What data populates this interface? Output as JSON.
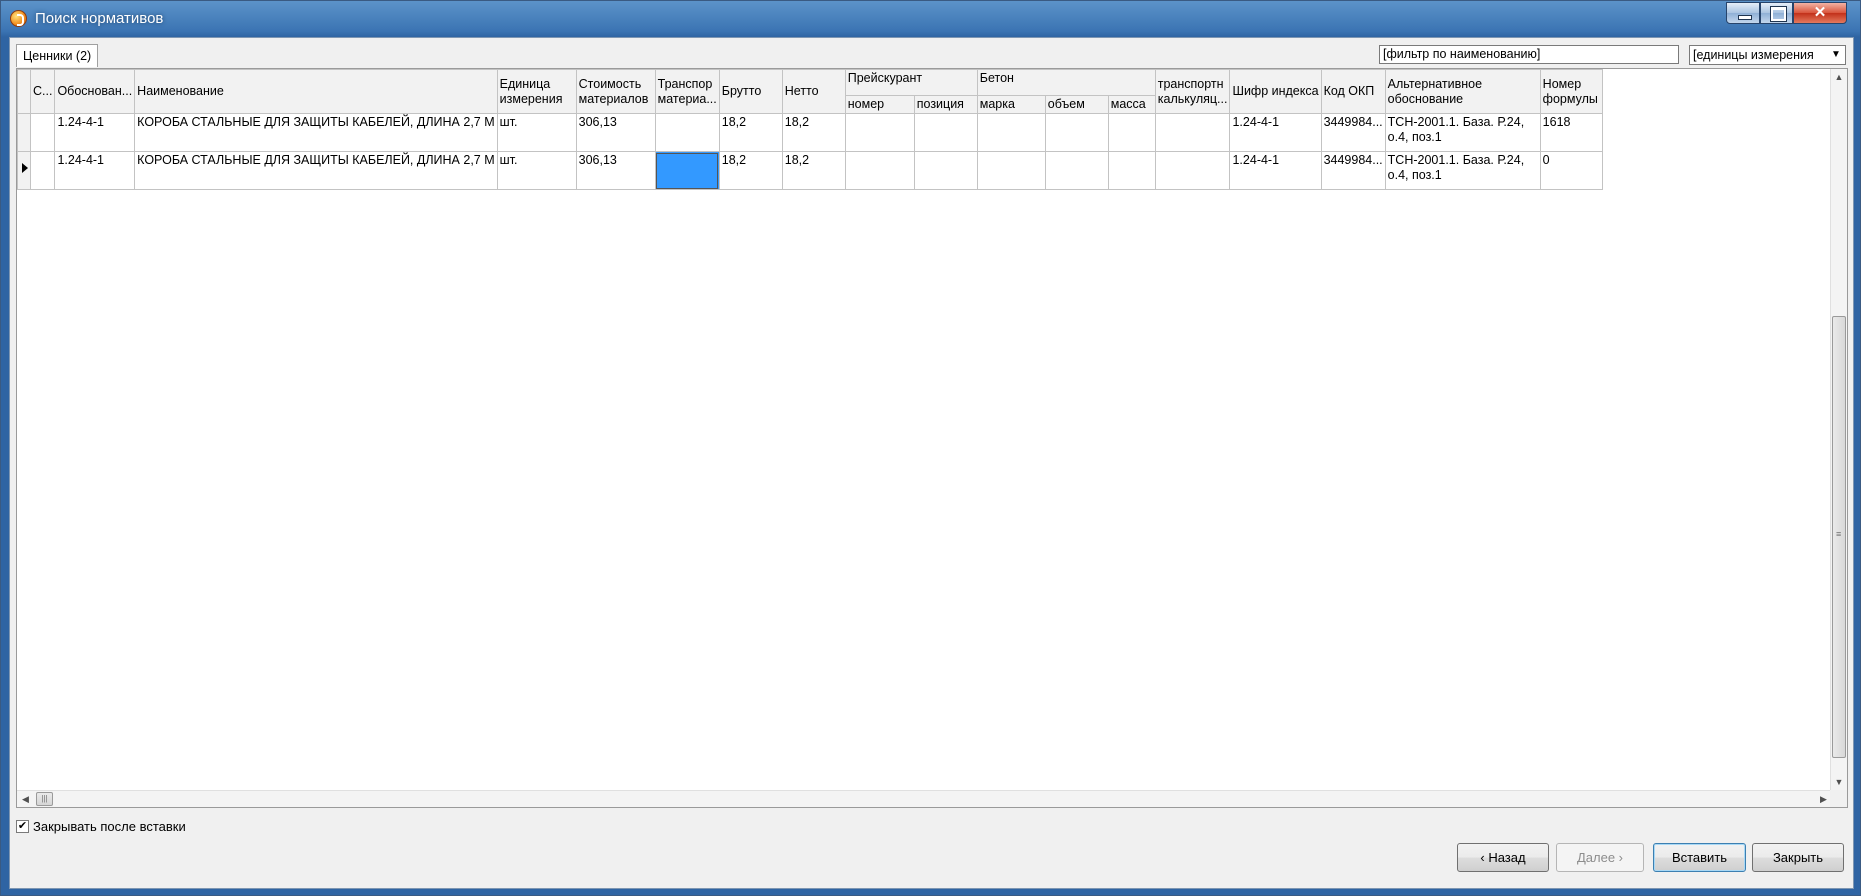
{
  "window": {
    "title": "Поиск нормативов",
    "controls": {
      "minimize": "_",
      "maximize": "□",
      "close": "✕"
    }
  },
  "tab": {
    "label": "Ценники (2)"
  },
  "filter": {
    "value": "[фильтр по наименованию]"
  },
  "units_select": {
    "value": "[единицы измерения",
    "arrow": "▼"
  },
  "grid": {
    "headers": {
      "c": "С...",
      "obosnovanie": "Обоснован...",
      "naimenovanie": "Наименование",
      "edinica": "Единица измерения",
      "stoimost": "Стоимость материалов",
      "transport": "Транспор материа...",
      "brutto": "Брутто",
      "netto": "Нетто",
      "preyskurant": "Прейскурант",
      "preyskurant_nomer": "номер",
      "preyskurant_pozitsiya": "позиция",
      "beton": "Бетон",
      "beton_marka": "марка",
      "beton_obem": "объем",
      "beton_massa": "масса",
      "transportnaya_kalk": "транспортн калькуляц...",
      "shifr": "Шифр индекса",
      "kod_okp": "Код ОКП",
      "alt_obosnovanie": "Альтернативное обоснование",
      "nomer_formuly": "Номер формулы"
    },
    "rows": [
      {
        "obosnovanie": "1.24-4-1",
        "naimenovanie": "КОРОБА СТАЛЬНЫЕ ДЛЯ ЗАЩИТЫ КАБЕЛЕЙ, ДЛИНА 2,7 М",
        "edinica": "шт.",
        "stoimost": "306,13",
        "transport": "",
        "brutto": "18,2",
        "netto": "18,2",
        "shifr": "1.24-4-1",
        "kod_okp": "3449984...",
        "alt_obosnovanie": "ТСН-2001.1. База. Р.24, о.4, поз.1",
        "nomer_formuly": "1618"
      },
      {
        "obosnovanie": "1.24-4-1",
        "naimenovanie": "КОРОБА СТАЛЬНЫЕ ДЛЯ ЗАЩИТЫ КАБЕЛЕЙ, ДЛИНА 2,7 М",
        "edinica": "шт.",
        "stoimost": "306,13",
        "transport": "",
        "brutto": "18,2",
        "netto": "18,2",
        "shifr": "1.24-4-1",
        "kod_okp": "3449984...",
        "alt_obosnovanie": "ТСН-2001.1. База. Р.24, о.4, поз.1",
        "nomer_formuly": "0"
      }
    ]
  },
  "close_after_insert": {
    "label": "Закрывать после вставки",
    "checked": true,
    "mark": "✔"
  },
  "buttons": {
    "back": "‹ Назад",
    "next": "Далее ›",
    "insert": "Вставить",
    "close": "Закрыть"
  },
  "colors": {
    "selection": "#3399ff",
    "titlebar": "#3b74b3"
  }
}
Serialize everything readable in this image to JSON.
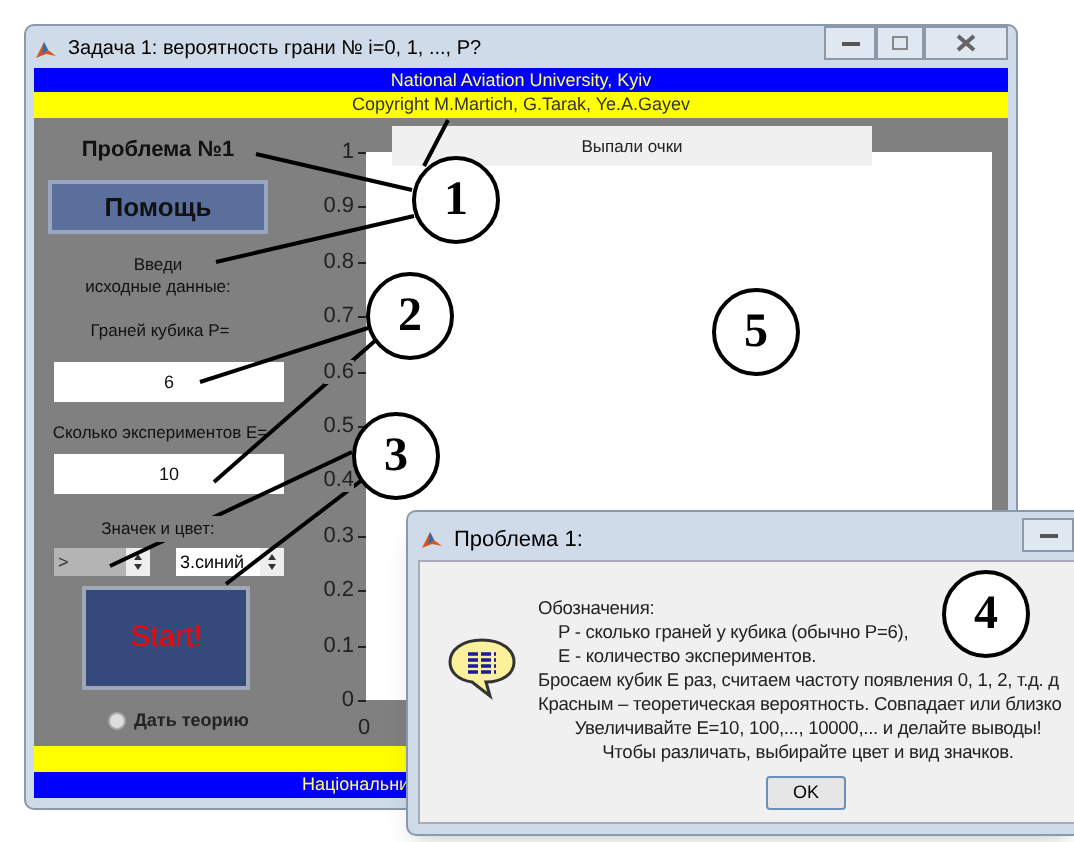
{
  "main_window": {
    "title": "Задача 1: вероятность грани № i=0, 1, ..., P?",
    "header_lines": [
      "National Aviation University, Kyiv",
      "Copyright M.Martich, G.Tarak, Ye.A.Gayev"
    ],
    "problem_title": "Проблема №1",
    "help_button": "Помощь",
    "prompt_lines": [
      "Введи",
      "исходные данные:"
    ],
    "fields": [
      {
        "label": "Граней кубика P=",
        "value": "6"
      },
      {
        "label": "Сколько экспериментов E=",
        "value": "10"
      }
    ],
    "marker_label": "Значек и цвет:",
    "spinners": [
      {
        "value": ">",
        "disabled": true
      },
      {
        "value": "3.синий",
        "disabled": false
      }
    ],
    "start_button": "Start!",
    "theory_radio": {
      "label": "Дать теорию",
      "selected": false
    },
    "axes": {
      "title": "Выпали очки",
      "y_tick_labels": [
        "1",
        "0.9",
        "0.8",
        "0.7",
        "0.6",
        "0.5",
        "0.4",
        "0.3",
        "0.2",
        "0.1",
        "0"
      ],
      "x_tick_labels": [
        "0"
      ]
    },
    "footer_text": "Національни"
  },
  "dialog": {
    "title": "Проблема 1:",
    "lines": [
      {
        "kind": "left",
        "text": "Обозначения:"
      },
      {
        "kind": "indent",
        "text": "P - сколько граней у кубика (обычно P=6),"
      },
      {
        "kind": "indent",
        "text": "E - количество экспериментов."
      },
      {
        "kind": "left",
        "text": "Бросаем кубик E раз, считаем частоту появления 0, 1, 2, т.д. д"
      },
      {
        "kind": "left",
        "text": "Красным – теоретическая вероятность. Совпадает или близко"
      },
      {
        "kind": "center",
        "text": "Увеличивайте E=10, 100,..., 10000,... и делайте выводы!"
      },
      {
        "kind": "center",
        "text": "Чтобы различать, выбирайте цвет и вид значков."
      }
    ],
    "ok_button": "OK"
  },
  "callouts": [
    "1",
    "2",
    "3",
    "4",
    "5"
  ]
}
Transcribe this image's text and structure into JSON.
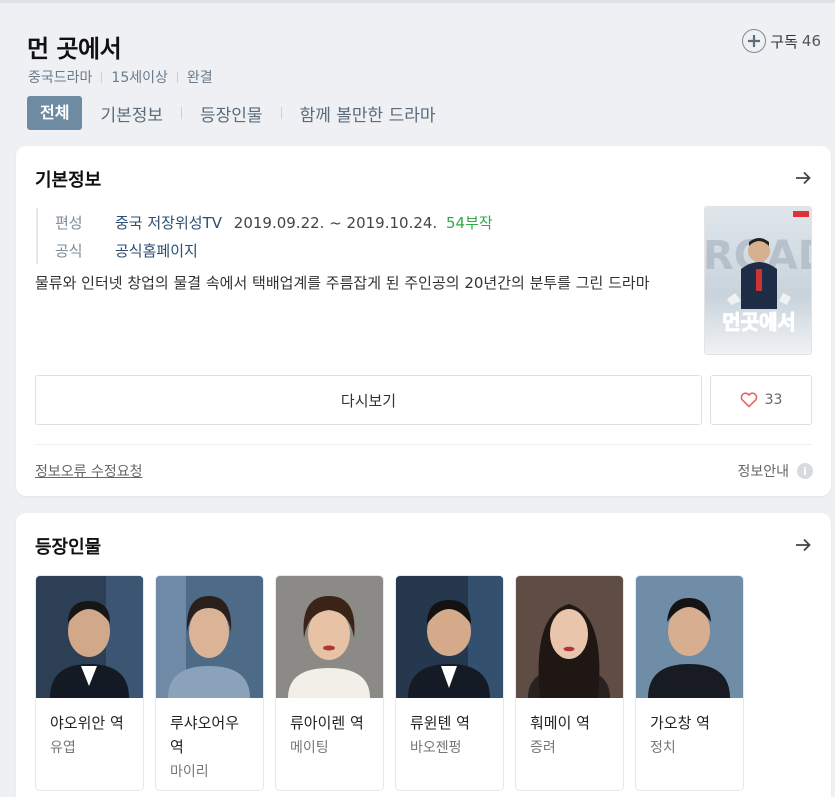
{
  "header": {
    "title": "먼 곳에서",
    "subscribe_label": "구독",
    "subscribe_count": "46",
    "meta": [
      "중국드라마",
      "15세이상",
      "완결"
    ],
    "tabs": [
      "전체",
      "기본정보",
      "등장인물",
      "함께 볼만한 드라마"
    ]
  },
  "basic_info": {
    "title": "기본정보",
    "rows": [
      {
        "key": "편성",
        "channel": "중국 저장위성TV",
        "period": "2019.09.22. ~ 2019.10.24.",
        "episodes": "54부작"
      },
      {
        "key": "공식",
        "link": "공식홈페이지"
      }
    ],
    "description": "물류와 인터넷 창업의 물결 속에서 택배업계를 주름잡게 된 주인공의 20년간의 분투를 그린 드라마",
    "poster_title": "먼곳에서",
    "rewatch_label": "다시보기",
    "like_count": "33",
    "report_label": "정보오류 수정요청",
    "guide_label": "정보안내"
  },
  "cast_section": {
    "title": "등장인물",
    "items": [
      {
        "role": "야오위안 역",
        "actor": "유엽"
      },
      {
        "role": "루샤오어우 역",
        "actor": "마이리"
      },
      {
        "role": "류아이렌 역",
        "actor": "메이팅"
      },
      {
        "role": "류윈톈 역",
        "actor": "바오젠펑"
      },
      {
        "role": "훠메이 역",
        "actor": "증려"
      },
      {
        "role": "가오창 역",
        "actor": "정치"
      }
    ]
  },
  "colors": {
    "active_tab": "#6f8ba2",
    "link": "#2b4f72",
    "episodes_green": "#2faa48",
    "heart": "#e5675f"
  }
}
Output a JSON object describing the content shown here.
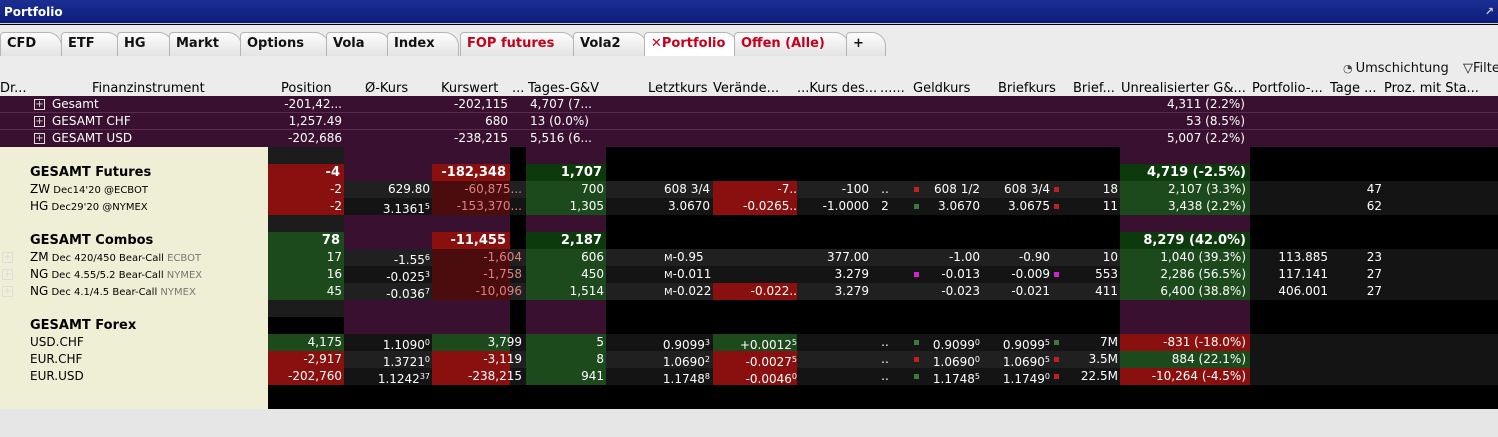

.....

→ Stated goal
Copy whichever lines in the listing above contain the word "this".

→ The solution
What data populates this interface? Output as JSON.
Serialize everything readable in this image to JSON.
Transcribe this image's text and structure into JSON.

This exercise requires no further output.